** Begin **

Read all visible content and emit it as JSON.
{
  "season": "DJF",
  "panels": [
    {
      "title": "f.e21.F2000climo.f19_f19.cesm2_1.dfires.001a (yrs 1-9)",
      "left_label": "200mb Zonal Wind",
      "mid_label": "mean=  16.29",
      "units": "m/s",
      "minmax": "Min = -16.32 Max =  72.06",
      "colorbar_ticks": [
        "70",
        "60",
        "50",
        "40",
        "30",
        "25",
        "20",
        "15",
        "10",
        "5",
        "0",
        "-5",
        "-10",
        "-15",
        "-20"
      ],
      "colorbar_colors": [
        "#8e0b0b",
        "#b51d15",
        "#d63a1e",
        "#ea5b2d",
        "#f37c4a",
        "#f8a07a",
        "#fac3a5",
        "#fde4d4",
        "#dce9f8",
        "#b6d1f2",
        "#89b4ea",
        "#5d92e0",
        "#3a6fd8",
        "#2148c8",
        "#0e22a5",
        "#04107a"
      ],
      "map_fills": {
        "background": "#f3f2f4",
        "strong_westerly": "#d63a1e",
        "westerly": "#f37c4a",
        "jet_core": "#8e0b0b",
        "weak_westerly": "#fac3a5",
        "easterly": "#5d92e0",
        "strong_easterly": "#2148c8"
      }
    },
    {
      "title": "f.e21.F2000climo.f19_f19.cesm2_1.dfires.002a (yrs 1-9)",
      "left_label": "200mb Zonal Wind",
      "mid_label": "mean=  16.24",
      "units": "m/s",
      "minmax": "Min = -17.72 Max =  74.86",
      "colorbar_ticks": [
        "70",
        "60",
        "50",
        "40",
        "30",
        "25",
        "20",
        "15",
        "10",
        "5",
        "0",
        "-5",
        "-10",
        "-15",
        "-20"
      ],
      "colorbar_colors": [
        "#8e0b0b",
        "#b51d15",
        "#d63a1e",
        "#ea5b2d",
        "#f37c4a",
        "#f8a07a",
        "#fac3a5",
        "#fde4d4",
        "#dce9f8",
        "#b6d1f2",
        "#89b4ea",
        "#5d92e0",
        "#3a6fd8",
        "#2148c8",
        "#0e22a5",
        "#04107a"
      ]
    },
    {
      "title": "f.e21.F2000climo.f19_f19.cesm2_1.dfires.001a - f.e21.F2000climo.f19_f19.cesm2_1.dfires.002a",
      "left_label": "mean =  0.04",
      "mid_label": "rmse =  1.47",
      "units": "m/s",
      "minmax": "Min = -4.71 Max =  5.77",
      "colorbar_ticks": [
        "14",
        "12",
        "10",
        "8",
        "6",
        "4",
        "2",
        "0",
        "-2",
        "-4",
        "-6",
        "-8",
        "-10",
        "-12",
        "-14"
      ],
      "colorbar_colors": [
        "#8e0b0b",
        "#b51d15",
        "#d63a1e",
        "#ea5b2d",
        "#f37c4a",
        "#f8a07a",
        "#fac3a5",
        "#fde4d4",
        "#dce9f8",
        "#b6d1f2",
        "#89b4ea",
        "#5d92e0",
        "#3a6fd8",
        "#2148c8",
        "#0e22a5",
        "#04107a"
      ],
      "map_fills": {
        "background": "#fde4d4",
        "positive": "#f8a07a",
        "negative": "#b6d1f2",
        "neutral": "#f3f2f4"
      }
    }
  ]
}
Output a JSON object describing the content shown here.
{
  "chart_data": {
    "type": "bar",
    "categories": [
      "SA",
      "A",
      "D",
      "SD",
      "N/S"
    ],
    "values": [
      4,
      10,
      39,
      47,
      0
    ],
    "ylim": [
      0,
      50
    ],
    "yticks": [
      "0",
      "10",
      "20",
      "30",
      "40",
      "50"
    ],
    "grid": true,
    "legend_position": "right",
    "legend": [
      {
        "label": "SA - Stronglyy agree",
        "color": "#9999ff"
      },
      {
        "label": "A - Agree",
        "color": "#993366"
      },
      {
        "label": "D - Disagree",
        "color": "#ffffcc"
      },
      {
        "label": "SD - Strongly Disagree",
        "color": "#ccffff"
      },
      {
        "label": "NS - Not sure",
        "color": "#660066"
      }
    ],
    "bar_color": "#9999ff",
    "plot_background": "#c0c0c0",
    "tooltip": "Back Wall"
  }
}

** End **

#### WORK TO COMPLETE:
Look for lines containing the string "minmax" and copy them all.

#### TASK RESPONSE:
      "minmax": "Min = -16.32 Max =  72.06",
      "minmax": "Min = -17.72 Max =  74.86",
      "minmax": "Min = -4.71 Max =  5.77",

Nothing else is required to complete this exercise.